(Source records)
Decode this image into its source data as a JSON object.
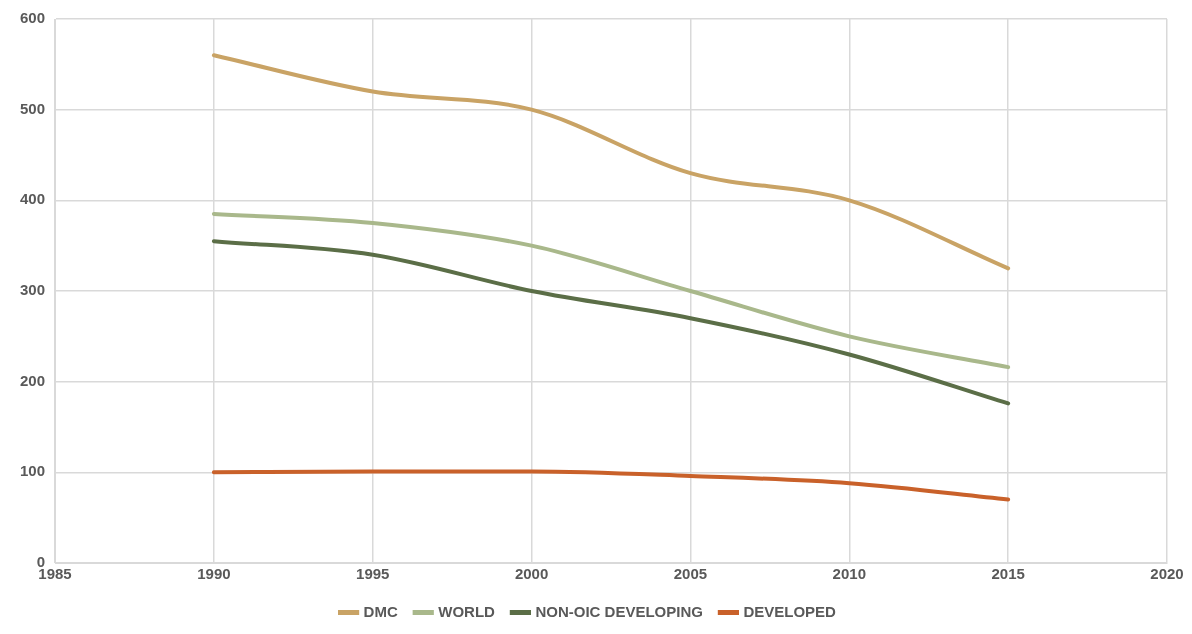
{
  "chart_data": {
    "type": "line",
    "x": [
      1990,
      1995,
      2000,
      2005,
      2010,
      2015
    ],
    "series": [
      {
        "name": "DMC",
        "color": "#c9a365",
        "values": [
          560,
          520,
          500,
          430,
          400,
          325
        ]
      },
      {
        "name": "WORLD",
        "color": "#a9b88b",
        "values": [
          385,
          375,
          350,
          300,
          250,
          216
        ]
      },
      {
        "name": "NON-OIC DEVELOPING",
        "color": "#5b6e47",
        "values": [
          355,
          340,
          300,
          270,
          230,
          176
        ]
      },
      {
        "name": "DEVELOPED",
        "color": "#c9612a",
        "values": [
          100,
          101,
          101,
          96,
          88,
          70
        ]
      }
    ],
    "xlim": [
      1985,
      2020
    ],
    "xticks": [
      1985,
      1990,
      1995,
      2000,
      2005,
      2010,
      2015,
      2020
    ],
    "ylim": [
      0,
      600
    ],
    "yticks": [
      0,
      100,
      200,
      300,
      400,
      500,
      600
    ],
    "grid": true,
    "legend": "bottom",
    "marker": "none",
    "line_style": "solid"
  }
}
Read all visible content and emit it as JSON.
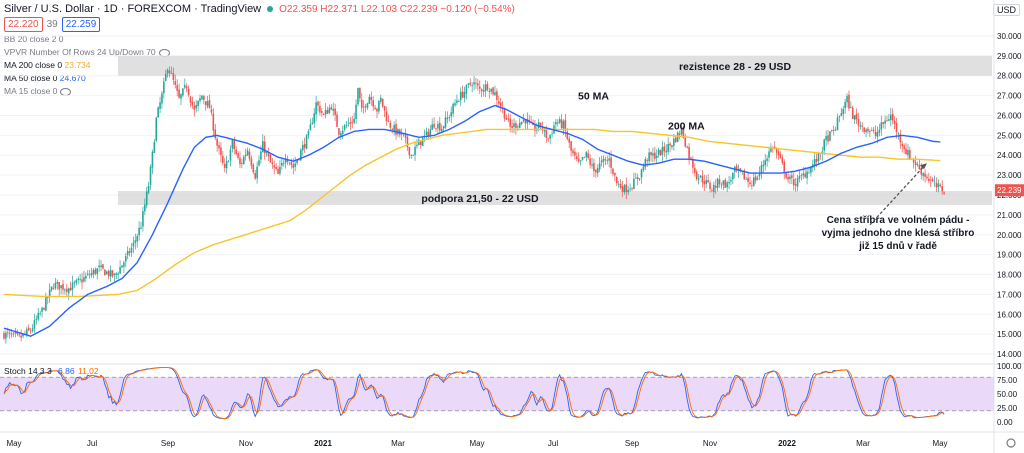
{
  "header": {
    "symbol": "Silver / U.S. Dollar · 1D · FOREXCOM · TradingView",
    "ohlc": "O22.359 H22.371 L22.103 C22.239 −0.120 (−0.54%)",
    "sell_price": "22.220",
    "spread": "39",
    "buy_price": "22.259",
    "currency_button": "USD"
  },
  "indicators": [
    {
      "label": "BB 20 close 2 0",
      "value": ""
    },
    {
      "label": "VPVR Number Of Rows 24 Up/Down 70",
      "value": ""
    },
    {
      "label": "MA 200 close 0",
      "value": "23.734"
    },
    {
      "label": "MA 50 close 0",
      "value": "24.670"
    },
    {
      "label": "MA 15 close 0",
      "value": ""
    }
  ],
  "stoch_label": "Stoch 14 3 3",
  "stoch_values": [
    "6.86",
    "11.02"
  ],
  "colors": {
    "up": "#26a69a",
    "down": "#ef5350",
    "ma50": "#2962ff",
    "ma200": "#f7c52b",
    "zone": "#d5d5d5",
    "stoch_bg": "#e1c9f5",
    "arrow": "#555555"
  },
  "chart_data": {
    "type": "candlestick",
    "title": "",
    "price_axis": {
      "ticks": [
        "30.000",
        "29.000",
        "28.000",
        "27.000",
        "26.000",
        "25.000",
        "24.000",
        "23.000",
        "22.000",
        "21.000",
        "20.000",
        "19.000",
        "18.000",
        "17.000",
        "16.000",
        "15.000",
        "14.000"
      ],
      "range": [
        13.6,
        30.4
      ],
      "last_price": "22.239"
    },
    "time_axis": [
      "May",
      "Jul",
      "Sep",
      "Nov",
      "2021",
      "Mar",
      "May",
      "Jul",
      "Sep",
      "Nov",
      "2022",
      "Mar",
      "May"
    ],
    "zones": [
      {
        "label": "rezistence 28 - 29 USD",
        "from": 28.0,
        "to": 29.0
      },
      {
        "label": "podpora 21,50 - 22 USD",
        "from": 21.5,
        "to": 22.2
      }
    ],
    "annotations": [
      {
        "text": "50 MA"
      },
      {
        "text": "200 MA"
      },
      {
        "lines": [
          "Cena stříbra ve volném pádu -",
          "vyjma jednoho dne klesá stříbro",
          "již 15 dnů v řadě"
        ]
      }
    ],
    "close_keypoints": [
      [
        0,
        15.0
      ],
      [
        8,
        14.8
      ],
      [
        14,
        15.2
      ],
      [
        20,
        16.2
      ],
      [
        26,
        17.5
      ],
      [
        34,
        17.3
      ],
      [
        42,
        17.8
      ],
      [
        50,
        18.3
      ],
      [
        58,
        17.9
      ],
      [
        64,
        18.8
      ],
      [
        68,
        19.5
      ],
      [
        72,
        20.5
      ],
      [
        76,
        22.5
      ],
      [
        78,
        24.0
      ],
      [
        80,
        25.8
      ],
      [
        83,
        27.0
      ],
      [
        86,
        28.5
      ],
      [
        88,
        28.0
      ],
      [
        92,
        26.8
      ],
      [
        96,
        27.5
      ],
      [
        100,
        26.2
      ],
      [
        104,
        27.0
      ],
      [
        108,
        26.4
      ],
      [
        112,
        24.5
      ],
      [
        116,
        23.2
      ],
      [
        120,
        24.6
      ],
      [
        124,
        23.5
      ],
      [
        128,
        24.3
      ],
      [
        132,
        23.0
      ],
      [
        136,
        24.5
      ],
      [
        140,
        23.6
      ],
      [
        144,
        23.0
      ],
      [
        148,
        24.0
      ],
      [
        152,
        23.4
      ],
      [
        156,
        24.2
      ],
      [
        160,
        25.0
      ],
      [
        164,
        26.6
      ],
      [
        168,
        26.0
      ],
      [
        172,
        26.5
      ],
      [
        176,
        25.2
      ],
      [
        180,
        25.5
      ],
      [
        184,
        25.8
      ],
      [
        186,
        27.3
      ],
      [
        188,
        26.2
      ],
      [
        192,
        27.0
      ],
      [
        196,
        26.3
      ],
      [
        198,
        26.8
      ],
      [
        202,
        25.6
      ],
      [
        206,
        25.2
      ],
      [
        210,
        24.9
      ],
      [
        214,
        24.0
      ],
      [
        218,
        24.6
      ],
      [
        222,
        25.0
      ],
      [
        226,
        25.6
      ],
      [
        230,
        25.4
      ],
      [
        234,
        26.0
      ],
      [
        238,
        26.8
      ],
      [
        242,
        27.2
      ],
      [
        246,
        27.7
      ],
      [
        250,
        27.3
      ],
      [
        254,
        27.5
      ],
      [
        258,
        27.1
      ],
      [
        262,
        26.3
      ],
      [
        266,
        25.4
      ],
      [
        270,
        25.6
      ],
      [
        274,
        25.8
      ],
      [
        278,
        25.3
      ],
      [
        282,
        25.5
      ],
      [
        286,
        24.8
      ],
      [
        290,
        25.7
      ],
      [
        294,
        25.5
      ],
      [
        298,
        24.2
      ],
      [
        302,
        23.5
      ],
      [
        306,
        24.0
      ],
      [
        310,
        23.2
      ],
      [
        314,
        23.6
      ],
      [
        318,
        23.8
      ],
      [
        322,
        22.6
      ],
      [
        326,
        22.3
      ],
      [
        330,
        22.5
      ],
      [
        334,
        23.0
      ],
      [
        338,
        23.9
      ],
      [
        342,
        24.0
      ],
      [
        346,
        24.2
      ],
      [
        350,
        24.5
      ],
      [
        354,
        25.0
      ],
      [
        356,
        25.3
      ],
      [
        360,
        24.0
      ],
      [
        364,
        23.0
      ],
      [
        368,
        22.7
      ],
      [
        372,
        22.3
      ],
      [
        376,
        22.7
      ],
      [
        380,
        22.5
      ],
      [
        384,
        23.2
      ],
      [
        388,
        23.0
      ],
      [
        392,
        22.6
      ],
      [
        396,
        22.9
      ],
      [
        400,
        23.8
      ],
      [
        404,
        24.5
      ],
      [
        408,
        23.7
      ],
      [
        412,
        22.8
      ],
      [
        416,
        22.6
      ],
      [
        420,
        23.0
      ],
      [
        424,
        23.4
      ],
      [
        428,
        23.9
      ],
      [
        432,
        24.8
      ],
      [
        436,
        25.2
      ],
      [
        440,
        26.2
      ],
      [
        443,
        26.8
      ],
      [
        446,
        26.0
      ],
      [
        450,
        25.5
      ],
      [
        454,
        25.3
      ],
      [
        458,
        25.0
      ],
      [
        462,
        25.6
      ],
      [
        466,
        26.0
      ],
      [
        470,
        25.0
      ],
      [
        474,
        24.2
      ],
      [
        478,
        23.7
      ],
      [
        482,
        23.2
      ],
      [
        486,
        22.8
      ],
      [
        490,
        22.4
      ],
      [
        494,
        22.24
      ]
    ],
    "ma50_keypoints": [
      [
        0,
        15.3
      ],
      [
        14,
        14.9
      ],
      [
        24,
        15.4
      ],
      [
        34,
        16.3
      ],
      [
        44,
        17.0
      ],
      [
        54,
        17.4
      ],
      [
        62,
        17.8
      ],
      [
        70,
        18.6
      ],
      [
        78,
        20.0
      ],
      [
        86,
        21.6
      ],
      [
        94,
        23.3
      ],
      [
        100,
        24.4
      ],
      [
        106,
        24.9
      ],
      [
        112,
        25.0
      ],
      [
        120,
        24.8
      ],
      [
        128,
        24.6
      ],
      [
        136,
        24.3
      ],
      [
        144,
        23.9
      ],
      [
        152,
        23.7
      ],
      [
        160,
        24.0
      ],
      [
        168,
        24.4
      ],
      [
        176,
        24.9
      ],
      [
        184,
        25.2
      ],
      [
        192,
        25.3
      ],
      [
        200,
        25.3
      ],
      [
        210,
        25.1
      ],
      [
        218,
        24.9
      ],
      [
        226,
        25.0
      ],
      [
        234,
        25.3
      ],
      [
        242,
        25.7
      ],
      [
        250,
        26.2
      ],
      [
        258,
        26.5
      ],
      [
        264,
        26.3
      ],
      [
        272,
        25.9
      ],
      [
        280,
        25.5
      ],
      [
        288,
        25.3
      ],
      [
        296,
        25.1
      ],
      [
        304,
        24.8
      ],
      [
        312,
        24.3
      ],
      [
        320,
        24.0
      ],
      [
        328,
        23.7
      ],
      [
        336,
        23.5
      ],
      [
        344,
        23.6
      ],
      [
        352,
        23.8
      ],
      [
        360,
        23.8
      ],
      [
        368,
        23.7
      ],
      [
        376,
        23.5
      ],
      [
        384,
        23.3
      ],
      [
        392,
        23.1
      ],
      [
        400,
        23.1
      ],
      [
        408,
        23.1
      ],
      [
        416,
        23.2
      ],
      [
        424,
        23.4
      ],
      [
        432,
        23.7
      ],
      [
        440,
        24.1
      ],
      [
        448,
        24.4
      ],
      [
        456,
        24.6
      ],
      [
        464,
        24.9
      ],
      [
        472,
        25.0
      ],
      [
        480,
        24.9
      ],
      [
        488,
        24.7
      ],
      [
        492,
        24.67
      ]
    ],
    "ma200_keypoints": [
      [
        0,
        17.0
      ],
      [
        20,
        16.9
      ],
      [
        40,
        16.9
      ],
      [
        60,
        17.0
      ],
      [
        70,
        17.2
      ],
      [
        80,
        17.8
      ],
      [
        90,
        18.5
      ],
      [
        100,
        19.1
      ],
      [
        110,
        19.5
      ],
      [
        120,
        19.8
      ],
      [
        130,
        20.1
      ],
      [
        140,
        20.4
      ],
      [
        150,
        20.7
      ],
      [
        158,
        21.2
      ],
      [
        166,
        21.8
      ],
      [
        174,
        22.4
      ],
      [
        182,
        23.0
      ],
      [
        190,
        23.5
      ],
      [
        198,
        23.9
      ],
      [
        206,
        24.3
      ],
      [
        214,
        24.6
      ],
      [
        222,
        24.8
      ],
      [
        230,
        25.0
      ],
      [
        238,
        25.1
      ],
      [
        246,
        25.2
      ],
      [
        254,
        25.3
      ],
      [
        262,
        25.3
      ],
      [
        270,
        25.3
      ],
      [
        280,
        25.3
      ],
      [
        290,
        25.3
      ],
      [
        300,
        25.3
      ],
      [
        310,
        25.3
      ],
      [
        320,
        25.2
      ],
      [
        330,
        25.2
      ],
      [
        340,
        25.1
      ],
      [
        350,
        25.0
      ],
      [
        360,
        24.9
      ],
      [
        370,
        24.7
      ],
      [
        380,
        24.6
      ],
      [
        390,
        24.5
      ],
      [
        400,
        24.4
      ],
      [
        410,
        24.3
      ],
      [
        420,
        24.2
      ],
      [
        430,
        24.1
      ],
      [
        440,
        24.0
      ],
      [
        450,
        23.9
      ],
      [
        460,
        23.9
      ],
      [
        470,
        23.8
      ],
      [
        480,
        23.8
      ],
      [
        492,
        23.73
      ]
    ],
    "stoch": {
      "ticks": [
        "100.00",
        "75.00",
        "50.00",
        "25.00",
        "0.00"
      ],
      "band": [
        20,
        80
      ],
      "range": [
        0,
        100
      ]
    }
  }
}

• **STATED TASK**: Each line with the string "JSON" in it needs to be found and copied.

• **WORKED ANSWER**:
Decode this image into its source data as a JSON object.
Read all visible content and emit it as JSON.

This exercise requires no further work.